[Figure record extracts]
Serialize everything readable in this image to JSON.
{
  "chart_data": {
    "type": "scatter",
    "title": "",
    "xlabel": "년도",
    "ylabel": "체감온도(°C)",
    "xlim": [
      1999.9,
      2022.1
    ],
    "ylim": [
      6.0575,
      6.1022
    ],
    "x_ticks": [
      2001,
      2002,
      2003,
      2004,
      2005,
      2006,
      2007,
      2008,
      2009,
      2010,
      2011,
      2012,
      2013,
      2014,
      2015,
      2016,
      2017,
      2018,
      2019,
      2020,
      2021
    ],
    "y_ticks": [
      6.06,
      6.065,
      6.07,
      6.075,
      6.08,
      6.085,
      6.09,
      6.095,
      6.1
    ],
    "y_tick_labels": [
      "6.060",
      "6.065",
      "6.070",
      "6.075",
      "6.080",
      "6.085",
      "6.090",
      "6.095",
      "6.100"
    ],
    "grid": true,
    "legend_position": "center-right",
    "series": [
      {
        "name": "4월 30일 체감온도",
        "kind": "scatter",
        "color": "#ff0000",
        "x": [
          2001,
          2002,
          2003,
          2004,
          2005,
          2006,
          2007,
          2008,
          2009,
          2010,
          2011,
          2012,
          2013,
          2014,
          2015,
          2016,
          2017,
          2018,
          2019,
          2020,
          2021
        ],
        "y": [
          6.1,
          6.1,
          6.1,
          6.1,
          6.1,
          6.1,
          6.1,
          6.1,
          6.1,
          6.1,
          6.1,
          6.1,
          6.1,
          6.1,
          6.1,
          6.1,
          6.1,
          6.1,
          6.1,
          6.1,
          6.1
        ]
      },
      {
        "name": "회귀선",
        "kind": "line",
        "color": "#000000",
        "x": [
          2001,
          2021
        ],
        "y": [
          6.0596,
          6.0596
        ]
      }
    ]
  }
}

• [Exercise objective]
Nothing may be left out: return each entry exactly as it reads.

• [Output for this exercise]
Serialize everything readable in this image to JSON.
{
  "chart_data": {
    "type": "scatter",
    "title": "",
    "xlabel": "년도",
    "ylabel": "체감온도(°C)",
    "xlim": [
      1999.9,
      2022.1
    ],
    "ylim": [
      6.0575,
      6.1022
    ],
    "x_ticks": [
      2001,
      2002,
      2003,
      2004,
      2005,
      2006,
      2007,
      2008,
      2009,
      2010,
      2011,
      2012,
      2013,
      2014,
      2015,
      2016,
      2017,
      2018,
      2019,
      2020,
      2021
    ],
    "y_ticks": [
      6.06,
      6.065,
      6.07,
      6.075,
      6.08,
      6.085,
      6.09,
      6.095,
      6.1
    ],
    "y_tick_labels": [
      "6.060",
      "6.065",
      "6.070",
      "6.075",
      "6.080",
      "6.085",
      "6.090",
      "6.095",
      "6.100"
    ],
    "grid": true,
    "legend_position": "center-right",
    "series": [
      {
        "name": "4월 30일 체감온도",
        "kind": "scatter",
        "color": "#ff0000",
        "x": [
          2001,
          2002,
          2003,
          2004,
          2005,
          2006,
          2007,
          2008,
          2009,
          2010,
          2011,
          2012,
          2013,
          2014,
          2015,
          2016,
          2017,
          2018,
          2019,
          2020,
          2021
        ],
        "y": [
          6.1,
          6.1,
          6.1,
          6.1,
          6.1,
          6.1,
          6.1,
          6.1,
          6.1,
          6.1,
          6.1,
          6.1,
          6.1,
          6.1,
          6.1,
          6.1,
          6.1,
          6.1,
          6.1,
          6.1,
          6.1
        ]
      },
      {
        "name": "회귀선",
        "kind": "line",
        "color": "#000000",
        "x": [
          2001,
          2021
        ],
        "y": [
          6.0596,
          6.0596
        ]
      }
    ]
  }
}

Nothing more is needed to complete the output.